Exercise data —
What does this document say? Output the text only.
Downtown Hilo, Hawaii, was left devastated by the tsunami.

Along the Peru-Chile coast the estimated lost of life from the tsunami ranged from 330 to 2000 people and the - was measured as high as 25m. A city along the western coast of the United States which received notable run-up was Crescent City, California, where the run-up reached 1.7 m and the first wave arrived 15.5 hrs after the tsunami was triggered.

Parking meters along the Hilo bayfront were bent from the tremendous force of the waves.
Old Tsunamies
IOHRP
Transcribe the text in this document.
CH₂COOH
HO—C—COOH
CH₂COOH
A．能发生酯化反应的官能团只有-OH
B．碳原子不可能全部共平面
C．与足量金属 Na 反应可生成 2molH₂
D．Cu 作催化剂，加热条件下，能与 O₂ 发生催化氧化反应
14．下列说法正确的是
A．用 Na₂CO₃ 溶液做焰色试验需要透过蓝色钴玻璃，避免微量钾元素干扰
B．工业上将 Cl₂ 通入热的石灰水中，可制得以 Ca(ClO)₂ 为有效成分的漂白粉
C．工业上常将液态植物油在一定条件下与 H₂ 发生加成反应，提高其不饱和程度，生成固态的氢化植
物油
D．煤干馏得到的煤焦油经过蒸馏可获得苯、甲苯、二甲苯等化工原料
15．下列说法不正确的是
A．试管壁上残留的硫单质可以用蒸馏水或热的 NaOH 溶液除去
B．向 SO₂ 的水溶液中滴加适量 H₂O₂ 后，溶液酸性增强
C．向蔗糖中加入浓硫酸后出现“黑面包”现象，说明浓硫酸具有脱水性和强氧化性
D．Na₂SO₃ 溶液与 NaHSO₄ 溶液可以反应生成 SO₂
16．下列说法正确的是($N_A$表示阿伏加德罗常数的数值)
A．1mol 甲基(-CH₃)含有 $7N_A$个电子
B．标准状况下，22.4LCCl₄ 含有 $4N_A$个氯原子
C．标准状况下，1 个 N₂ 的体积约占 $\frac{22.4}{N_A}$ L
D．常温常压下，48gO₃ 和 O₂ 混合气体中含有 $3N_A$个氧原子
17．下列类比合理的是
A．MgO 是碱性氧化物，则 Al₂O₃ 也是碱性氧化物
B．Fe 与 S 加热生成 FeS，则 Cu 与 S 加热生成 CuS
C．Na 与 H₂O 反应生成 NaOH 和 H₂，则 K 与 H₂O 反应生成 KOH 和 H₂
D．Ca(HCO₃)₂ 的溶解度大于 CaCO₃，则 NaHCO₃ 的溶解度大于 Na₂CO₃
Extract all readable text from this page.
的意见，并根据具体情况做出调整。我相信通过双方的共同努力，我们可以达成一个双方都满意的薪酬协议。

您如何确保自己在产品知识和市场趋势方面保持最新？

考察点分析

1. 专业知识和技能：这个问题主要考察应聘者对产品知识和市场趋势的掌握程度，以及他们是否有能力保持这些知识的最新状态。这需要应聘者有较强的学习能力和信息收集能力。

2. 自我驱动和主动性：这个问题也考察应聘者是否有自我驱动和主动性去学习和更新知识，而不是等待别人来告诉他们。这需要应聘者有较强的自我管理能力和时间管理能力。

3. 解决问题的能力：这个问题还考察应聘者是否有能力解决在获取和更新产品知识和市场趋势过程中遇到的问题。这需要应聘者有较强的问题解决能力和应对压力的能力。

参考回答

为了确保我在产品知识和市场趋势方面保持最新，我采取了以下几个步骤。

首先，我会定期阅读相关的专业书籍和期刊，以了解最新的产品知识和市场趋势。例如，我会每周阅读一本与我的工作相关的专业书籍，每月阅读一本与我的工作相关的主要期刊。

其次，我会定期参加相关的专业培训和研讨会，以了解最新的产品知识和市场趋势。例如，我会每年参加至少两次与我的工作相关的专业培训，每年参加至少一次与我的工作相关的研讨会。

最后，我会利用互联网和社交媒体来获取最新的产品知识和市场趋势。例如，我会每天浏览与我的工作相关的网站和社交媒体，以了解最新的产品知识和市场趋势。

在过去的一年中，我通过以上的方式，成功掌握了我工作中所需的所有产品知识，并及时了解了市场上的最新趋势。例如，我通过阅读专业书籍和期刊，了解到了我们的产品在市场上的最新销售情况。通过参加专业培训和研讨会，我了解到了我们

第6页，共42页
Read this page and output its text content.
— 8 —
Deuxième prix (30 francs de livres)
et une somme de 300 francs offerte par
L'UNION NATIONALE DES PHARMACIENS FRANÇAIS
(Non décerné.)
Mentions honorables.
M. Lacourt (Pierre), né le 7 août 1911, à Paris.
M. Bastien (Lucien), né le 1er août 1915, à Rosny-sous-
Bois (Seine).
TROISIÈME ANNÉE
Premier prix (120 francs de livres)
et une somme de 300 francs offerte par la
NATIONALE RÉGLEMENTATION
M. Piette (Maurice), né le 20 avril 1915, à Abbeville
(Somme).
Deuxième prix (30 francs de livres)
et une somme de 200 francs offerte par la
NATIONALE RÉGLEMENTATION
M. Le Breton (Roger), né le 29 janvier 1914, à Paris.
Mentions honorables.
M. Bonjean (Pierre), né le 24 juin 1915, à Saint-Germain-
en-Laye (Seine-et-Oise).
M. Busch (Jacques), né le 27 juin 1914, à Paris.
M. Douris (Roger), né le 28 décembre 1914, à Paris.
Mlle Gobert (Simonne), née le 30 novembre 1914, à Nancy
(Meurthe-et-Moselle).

Task goal —
Whenever "this" turns up in a line, pick that line out.

Task answer —
What does this document say? Output the text only.
Transcribe the text in this document.
Extract all readable text from this page.
Read this page and output its text content.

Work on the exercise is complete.